## [What is expected]
Return all of the data exactly as given.

## [Record excerpts]
>>>>

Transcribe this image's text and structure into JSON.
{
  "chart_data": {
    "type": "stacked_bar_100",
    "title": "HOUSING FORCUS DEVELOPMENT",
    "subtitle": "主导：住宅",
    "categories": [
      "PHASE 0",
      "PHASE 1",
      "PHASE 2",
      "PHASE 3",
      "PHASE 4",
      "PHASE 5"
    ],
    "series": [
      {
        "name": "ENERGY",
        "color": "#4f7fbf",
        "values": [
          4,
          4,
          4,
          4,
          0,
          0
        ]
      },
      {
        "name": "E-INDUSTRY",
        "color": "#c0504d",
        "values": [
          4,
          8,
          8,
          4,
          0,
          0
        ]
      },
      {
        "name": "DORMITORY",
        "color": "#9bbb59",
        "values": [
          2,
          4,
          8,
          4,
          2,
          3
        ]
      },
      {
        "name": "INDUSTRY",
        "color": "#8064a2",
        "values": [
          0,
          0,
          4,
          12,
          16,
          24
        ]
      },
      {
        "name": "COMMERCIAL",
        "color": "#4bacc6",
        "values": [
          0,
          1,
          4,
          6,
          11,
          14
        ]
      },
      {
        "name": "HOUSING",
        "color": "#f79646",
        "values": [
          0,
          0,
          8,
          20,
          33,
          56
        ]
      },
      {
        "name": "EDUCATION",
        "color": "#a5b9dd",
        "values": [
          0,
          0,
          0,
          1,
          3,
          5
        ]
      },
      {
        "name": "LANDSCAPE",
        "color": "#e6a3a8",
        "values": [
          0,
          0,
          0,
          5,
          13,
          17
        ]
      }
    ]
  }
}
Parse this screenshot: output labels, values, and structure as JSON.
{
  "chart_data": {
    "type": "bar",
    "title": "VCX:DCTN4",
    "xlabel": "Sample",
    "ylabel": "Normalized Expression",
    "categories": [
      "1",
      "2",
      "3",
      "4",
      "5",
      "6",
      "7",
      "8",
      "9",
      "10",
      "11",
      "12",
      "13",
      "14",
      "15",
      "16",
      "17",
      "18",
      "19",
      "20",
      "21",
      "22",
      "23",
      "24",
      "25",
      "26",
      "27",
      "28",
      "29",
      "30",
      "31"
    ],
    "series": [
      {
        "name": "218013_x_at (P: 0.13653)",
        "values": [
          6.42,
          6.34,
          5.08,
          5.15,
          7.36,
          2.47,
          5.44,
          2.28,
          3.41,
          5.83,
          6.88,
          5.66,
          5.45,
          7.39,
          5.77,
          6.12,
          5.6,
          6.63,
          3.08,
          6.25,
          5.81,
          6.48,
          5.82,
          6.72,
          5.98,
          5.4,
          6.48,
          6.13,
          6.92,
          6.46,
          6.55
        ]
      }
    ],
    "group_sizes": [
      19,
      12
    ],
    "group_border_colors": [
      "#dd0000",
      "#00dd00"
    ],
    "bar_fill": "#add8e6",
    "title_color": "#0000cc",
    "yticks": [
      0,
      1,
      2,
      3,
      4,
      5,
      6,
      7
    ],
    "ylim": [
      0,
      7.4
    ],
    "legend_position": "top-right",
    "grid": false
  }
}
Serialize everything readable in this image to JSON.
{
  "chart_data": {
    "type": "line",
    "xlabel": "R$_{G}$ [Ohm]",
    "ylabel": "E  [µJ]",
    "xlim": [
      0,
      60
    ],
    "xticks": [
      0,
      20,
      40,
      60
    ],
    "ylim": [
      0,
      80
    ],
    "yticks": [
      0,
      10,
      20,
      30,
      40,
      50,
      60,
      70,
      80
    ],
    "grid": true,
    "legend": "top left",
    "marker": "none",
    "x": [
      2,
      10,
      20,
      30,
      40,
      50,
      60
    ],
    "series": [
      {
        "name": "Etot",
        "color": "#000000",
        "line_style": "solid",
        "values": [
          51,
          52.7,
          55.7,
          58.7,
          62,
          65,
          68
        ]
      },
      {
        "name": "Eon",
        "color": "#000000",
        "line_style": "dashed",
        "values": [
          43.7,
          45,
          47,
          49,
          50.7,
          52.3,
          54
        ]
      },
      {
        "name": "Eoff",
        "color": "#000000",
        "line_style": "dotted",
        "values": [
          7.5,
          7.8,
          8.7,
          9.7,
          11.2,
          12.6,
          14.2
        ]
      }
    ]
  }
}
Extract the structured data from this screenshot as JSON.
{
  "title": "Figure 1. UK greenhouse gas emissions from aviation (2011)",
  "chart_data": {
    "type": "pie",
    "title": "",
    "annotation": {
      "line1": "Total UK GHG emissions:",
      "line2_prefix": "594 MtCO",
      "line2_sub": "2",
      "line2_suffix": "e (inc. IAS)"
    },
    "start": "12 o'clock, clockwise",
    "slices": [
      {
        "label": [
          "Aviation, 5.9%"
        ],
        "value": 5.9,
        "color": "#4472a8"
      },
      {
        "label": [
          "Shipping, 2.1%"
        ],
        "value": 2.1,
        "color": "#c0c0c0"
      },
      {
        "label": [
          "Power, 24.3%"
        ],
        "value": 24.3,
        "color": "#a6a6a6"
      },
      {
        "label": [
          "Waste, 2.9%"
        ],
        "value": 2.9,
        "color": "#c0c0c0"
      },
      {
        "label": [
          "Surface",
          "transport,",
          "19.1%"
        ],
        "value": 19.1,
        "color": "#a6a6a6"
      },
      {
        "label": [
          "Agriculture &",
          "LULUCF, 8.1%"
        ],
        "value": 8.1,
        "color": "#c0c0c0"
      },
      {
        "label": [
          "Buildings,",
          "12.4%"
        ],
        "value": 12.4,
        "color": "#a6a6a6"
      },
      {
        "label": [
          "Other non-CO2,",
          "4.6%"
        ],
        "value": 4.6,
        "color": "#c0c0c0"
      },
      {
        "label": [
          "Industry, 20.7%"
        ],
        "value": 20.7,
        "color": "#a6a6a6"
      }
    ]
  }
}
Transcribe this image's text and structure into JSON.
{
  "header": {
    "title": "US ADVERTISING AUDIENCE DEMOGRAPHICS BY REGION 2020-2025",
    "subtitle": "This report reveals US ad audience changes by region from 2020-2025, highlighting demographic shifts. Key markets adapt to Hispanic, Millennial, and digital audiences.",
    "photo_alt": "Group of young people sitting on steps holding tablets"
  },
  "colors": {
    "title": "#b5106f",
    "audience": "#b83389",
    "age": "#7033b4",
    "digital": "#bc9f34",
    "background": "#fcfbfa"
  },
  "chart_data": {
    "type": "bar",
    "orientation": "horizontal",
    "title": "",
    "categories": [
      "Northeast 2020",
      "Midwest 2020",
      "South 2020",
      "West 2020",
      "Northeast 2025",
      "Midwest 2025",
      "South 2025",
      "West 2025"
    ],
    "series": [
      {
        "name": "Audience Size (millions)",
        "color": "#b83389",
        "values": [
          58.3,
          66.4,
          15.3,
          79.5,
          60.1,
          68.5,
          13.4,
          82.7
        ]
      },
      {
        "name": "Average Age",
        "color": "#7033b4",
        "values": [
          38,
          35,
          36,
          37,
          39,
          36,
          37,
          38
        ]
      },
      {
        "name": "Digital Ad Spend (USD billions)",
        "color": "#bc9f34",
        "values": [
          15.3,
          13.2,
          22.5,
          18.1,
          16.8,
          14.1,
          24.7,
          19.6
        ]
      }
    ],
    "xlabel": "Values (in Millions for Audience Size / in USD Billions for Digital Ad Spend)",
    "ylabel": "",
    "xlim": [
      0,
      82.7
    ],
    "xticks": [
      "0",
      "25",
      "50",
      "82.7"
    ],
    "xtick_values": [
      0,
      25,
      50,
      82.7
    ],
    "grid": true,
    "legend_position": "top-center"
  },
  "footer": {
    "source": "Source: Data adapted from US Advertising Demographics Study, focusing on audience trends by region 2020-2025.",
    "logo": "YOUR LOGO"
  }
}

<<<<

## [The result]
Transcribe this image's text and structure into JSON.
{
  "chart_data": {
    "type": "stacked_bar_100",
    "title": "HOUSING FORCUS DEVELOPMENT",
    "subtitle": "主导：住宅",
    "categories": [
      "PHASE 0",
      "PHASE 1",
      "PHASE 2",
      "PHASE 3",
      "PHASE 4",
      "PHASE 5"
    ],
    "series": [
      {
        "name": "ENERGY",
        "color": "#4f7fbf",
        "values": [
          4,
          4,
          4,
          4,
          0,
          0
        ]
      },
      {
        "name": "E-INDUSTRY",
        "color": "#c0504d",
        "values": [
          4,
          8,
          8,
          4,
          0,
          0
        ]
      },
      {
        "name": "DORMITORY",
        "color": "#9bbb59",
        "values": [
          2,
          4,
          8,
          4,
          2,
          3
        ]
      },
      {
        "name": "INDUSTRY",
        "color": "#8064a2",
        "values": [
          0,
          0,
          4,
          12,
          16,
          24
        ]
      },
      {
        "name": "COMMERCIAL",
        "color": "#4bacc6",
        "values": [
          0,
          1,
          4,
          6,
          11,
          14
        ]
      },
      {
        "name": "HOUSING",
        "color": "#f79646",
        "values": [
          0,
          0,
          8,
          20,
          33,
          56
        ]
      },
      {
        "name": "EDUCATION",
        "color": "#a5b9dd",
        "values": [
          0,
          0,
          0,
          1,
          3,
          5
        ]
      },
      {
        "name": "LANDSCAPE",
        "color": "#e6a3a8",
        "values": [
          0,
          0,
          0,
          5,
          13,
          17
        ]
      }
    ]
  }
}
Parse this screenshot: output labels, values, and structure as JSON.
{
  "chart_data": {
    "type": "bar",
    "title": "VCX:DCTN4",
    "xlabel": "Sample",
    "ylabel": "Normalized Expression",
    "categories": [
      "1",
      "2",
      "3",
      "4",
      "5",
      "6",
      "7",
      "8",
      "9",
      "10",
      "11",
      "12",
      "13",
      "14",
      "15",
      "16",
      "17",
      "18",
      "19",
      "20",
      "21",
      "22",
      "23",
      "24",
      "25",
      "26",
      "27",
      "28",
      "29",
      "30",
      "31"
    ],
    "series": [
      {
        "name": "218013_x_at (P: 0.13653)",
        "values": [
          6.42,
          6.34,
          5.08,
          5.15,
          7.36,
          2.47,
          5.44,
          2.28,
          3.41,
          5.83,
          6.88,
          5.66,
          5.45,
          7.39,
          5.77,
          6.12,
          5.6,
          6.63,
          3.08,
          6.25,
          5.81,
          6.48,
          5.82,
          6.72,
          5.98,
          5.4,
          6.48,
          6.13,
          6.92,
          6.46,
          6.55
        ]
      }
    ],
    "group_sizes": [
      19,
      12
    ],
    "group_border_colors": [
      "#dd0000",
      "#00dd00"
    ],
    "bar_fill": "#add8e6",
    "title_color": "#0000cc",
    "yticks": [
      0,
      1,
      2,
      3,
      4,
      5,
      6,
      7
    ],
    "ylim": [
      0,
      7.4
    ],
    "legend_position": "top-right",
    "grid": false
  }
}
Serialize everything readable in this image to JSON.
{
  "chart_data": {
    "type": "line",
    "xlabel": "R$_{G}$ [Ohm]",
    "ylabel": "E  [µJ]",
    "xlim": [
      0,
      60
    ],
    "xticks": [
      0,
      20,
      40,
      60
    ],
    "ylim": [
      0,
      80
    ],
    "yticks": [
      0,
      10,
      20,
      30,
      40,
      50,
      60,
      70,
      80
    ],
    "grid": true,
    "legend": "top left",
    "marker": "none",
    "x": [
      2,
      10,
      20,
      30,
      40,
      50,
      60
    ],
    "series": [
      {
        "name": "Etot",
        "color": "#000000",
        "line_style": "solid",
        "values": [
          51,
          52.7,
          55.7,
          58.7,
          62,
          65,
          68
        ]
      },
      {
        "name": "Eon",
        "color": "#000000",
        "line_style": "dashed",
        "values": [
          43.7,
          45,
          47,
          49,
          50.7,
          52.3,
          54
        ]
      },
      {
        "name": "Eoff",
        "color": "#000000",
        "line_style": "dotted",
        "values": [
          7.5,
          7.8,
          8.7,
          9.7,
          11.2,
          12.6,
          14.2
        ]
      }
    ]
  }
}
Extract the structured data from this screenshot as JSON.
{
  "title": "Figure 1. UK greenhouse gas emissions from aviation (2011)",
  "chart_data": {
    "type": "pie",
    "title": "",
    "annotation": {
      "line1": "Total UK GHG emissions:",
      "line2_prefix": "594 MtCO",
      "line2_sub": "2",
      "line2_suffix": "e (inc. IAS)"
    },
    "start": "12 o'clock, clockwise",
    "slices": [
      {
        "label": [
          "Aviation, 5.9%"
        ],
        "value": 5.9,
        "color": "#4472a8"
      },
      {
        "label": [
          "Shipping, 2.1%"
        ],
        "value": 2.1,
        "color": "#c0c0c0"
      },
      {
        "label": [
          "Power, 24.3%"
        ],
        "value": 24.3,
        "color": "#a6a6a6"
      },
      {
        "label": [
          "Waste, 2.9%"
        ],
        "value": 2.9,
        "color": "#c0c0c0"
      },
      {
        "label": [
          "Surface",
          "transport,",
          "19.1%"
        ],
        "value": 19.1,
        "color": "#a6a6a6"
      },
      {
        "label": [
          "Agriculture &",
          "LULUCF, 8.1%"
        ],
        "value": 8.1,
        "color": "#c0c0c0"
      },
      {
        "label": [
          "Buildings,",
          "12.4%"
        ],
        "value": 12.4,
        "color": "#a6a6a6"
      },
      {
        "label": [
          "Other non-CO2,",
          "4.6%"
        ],
        "value": 4.6,
        "color": "#c0c0c0"
      },
      {
        "label": [
          "Industry, 20.7%"
        ],
        "value": 20.7,
        "color": "#a6a6a6"
      }
    ]
  }
}
Transcribe this image's text and structure into JSON.
{
  "header": {
    "title": "US ADVERTISING AUDIENCE DEMOGRAPHICS BY REGION 2020-2025",
    "subtitle": "This report reveals US ad audience changes by region from 2020-2025, highlighting demographic shifts. Key markets adapt to Hispanic, Millennial, and digital audiences.",
    "photo_alt": "Group of young people sitting on steps holding tablets"
  },
  "colors": {
    "title": "#b5106f",
    "audience": "#b83389",
    "age": "#7033b4",
    "digital": "#bc9f34",
    "background": "#fcfbfa"
  },
  "chart_data": {
    "type": "bar",
    "orientation": "horizontal",
    "title": "",
    "categories": [
      "Northeast 2020",
      "Midwest 2020",
      "South 2020",
      "West 2020",
      "Northeast 2025",
      "Midwest 2025",
      "South 2025",
      "West 2025"
    ],
    "series": [
      {
        "name": "Audience Size (millions)",
        "color": "#b83389",
        "values": [
          58.3,
          66.4,
          15.3,
          79.5,
          60.1,
          68.5,
          13.4,
          82.7
        ]
      },
      {
        "name": "Average Age",
        "color": "#7033b4",
        "values": [
          38,
          35,
          36,
          37,
          39,
          36,
          37,
          38
        ]
      },
      {
        "name": "Digital Ad Spend (USD billions)",
        "color": "#bc9f34",
        "values": [
          15.3,
          13.2,
          22.5,
          18.1,
          16.8,
          14.1,
          24.7,
          19.6
        ]
      }
    ],
    "xlabel": "Values (in Millions for Audience Size / in USD Billions for Digital Ad Spend)",
    "ylabel": "",
    "xlim": [
      0,
      82.7
    ],
    "xticks": [
      "0",
      "25",
      "50",
      "82.7"
    ],
    "xtick_values": [
      0,
      25,
      50,
      82.7
    ],
    "grid": true,
    "legend_position": "top-center"
  },
  "footer": {
    "source": "Source: Data adapted from US Advertising Demographics Study, focusing on audience trends by region 2020-2025.",
    "logo": "YOUR LOGO"
  }
}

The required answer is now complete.